» **Supplied information**
-- BEGIN --

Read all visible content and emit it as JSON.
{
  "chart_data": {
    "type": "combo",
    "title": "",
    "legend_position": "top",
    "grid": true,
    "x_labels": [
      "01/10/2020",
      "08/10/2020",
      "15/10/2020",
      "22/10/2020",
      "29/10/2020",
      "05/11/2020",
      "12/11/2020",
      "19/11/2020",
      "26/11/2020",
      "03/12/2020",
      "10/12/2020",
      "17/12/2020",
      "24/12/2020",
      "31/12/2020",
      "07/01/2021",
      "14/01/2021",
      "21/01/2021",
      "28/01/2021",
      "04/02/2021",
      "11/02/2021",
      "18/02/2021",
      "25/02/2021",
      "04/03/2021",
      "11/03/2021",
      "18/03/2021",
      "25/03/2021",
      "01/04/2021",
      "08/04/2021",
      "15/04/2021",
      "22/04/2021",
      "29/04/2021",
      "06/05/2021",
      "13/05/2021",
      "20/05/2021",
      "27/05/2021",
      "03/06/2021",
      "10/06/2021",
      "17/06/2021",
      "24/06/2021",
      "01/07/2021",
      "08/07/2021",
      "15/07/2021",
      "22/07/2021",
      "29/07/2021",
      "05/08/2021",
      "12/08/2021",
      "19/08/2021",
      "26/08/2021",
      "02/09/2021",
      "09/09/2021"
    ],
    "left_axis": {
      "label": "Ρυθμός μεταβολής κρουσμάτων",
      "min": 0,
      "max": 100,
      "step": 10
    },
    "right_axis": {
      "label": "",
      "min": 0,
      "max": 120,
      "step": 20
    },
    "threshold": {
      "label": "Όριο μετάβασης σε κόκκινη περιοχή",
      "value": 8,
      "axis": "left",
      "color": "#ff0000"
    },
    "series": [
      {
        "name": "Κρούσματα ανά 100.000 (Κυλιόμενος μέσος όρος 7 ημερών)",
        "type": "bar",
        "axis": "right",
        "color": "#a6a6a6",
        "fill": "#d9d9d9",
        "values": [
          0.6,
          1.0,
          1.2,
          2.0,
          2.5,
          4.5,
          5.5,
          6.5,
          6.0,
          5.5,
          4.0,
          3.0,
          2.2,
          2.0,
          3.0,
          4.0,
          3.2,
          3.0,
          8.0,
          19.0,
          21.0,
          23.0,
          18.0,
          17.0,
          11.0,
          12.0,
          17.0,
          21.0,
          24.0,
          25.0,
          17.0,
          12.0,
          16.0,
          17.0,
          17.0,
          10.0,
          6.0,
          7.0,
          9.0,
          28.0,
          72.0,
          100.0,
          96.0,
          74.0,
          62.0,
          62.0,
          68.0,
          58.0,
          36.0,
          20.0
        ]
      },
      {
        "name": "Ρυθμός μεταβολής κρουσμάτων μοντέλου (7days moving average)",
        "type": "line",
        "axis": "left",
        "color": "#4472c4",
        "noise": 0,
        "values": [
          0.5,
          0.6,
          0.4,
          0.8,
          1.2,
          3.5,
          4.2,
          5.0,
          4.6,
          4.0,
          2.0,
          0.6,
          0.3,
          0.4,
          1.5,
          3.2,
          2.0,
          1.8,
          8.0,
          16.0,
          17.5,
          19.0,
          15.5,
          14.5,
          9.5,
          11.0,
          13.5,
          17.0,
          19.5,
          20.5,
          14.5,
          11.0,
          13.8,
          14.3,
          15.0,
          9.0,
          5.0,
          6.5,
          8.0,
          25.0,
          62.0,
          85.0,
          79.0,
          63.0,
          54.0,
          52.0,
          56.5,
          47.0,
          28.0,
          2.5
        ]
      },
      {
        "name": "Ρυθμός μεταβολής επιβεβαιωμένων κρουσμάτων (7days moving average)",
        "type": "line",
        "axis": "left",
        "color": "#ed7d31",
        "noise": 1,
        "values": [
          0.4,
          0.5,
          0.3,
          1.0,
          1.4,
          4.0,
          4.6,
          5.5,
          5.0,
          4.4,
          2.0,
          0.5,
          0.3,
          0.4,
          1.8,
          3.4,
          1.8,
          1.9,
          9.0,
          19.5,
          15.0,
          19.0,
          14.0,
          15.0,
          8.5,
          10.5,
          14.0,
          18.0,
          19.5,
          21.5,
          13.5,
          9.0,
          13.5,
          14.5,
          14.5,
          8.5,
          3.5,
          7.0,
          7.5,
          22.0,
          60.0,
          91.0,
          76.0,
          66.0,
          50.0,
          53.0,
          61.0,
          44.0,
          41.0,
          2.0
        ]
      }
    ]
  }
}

-- END --

» **Problem**
Work out how many lines in the records above hold the string "moving", then give only that count.

» **Written reply**
2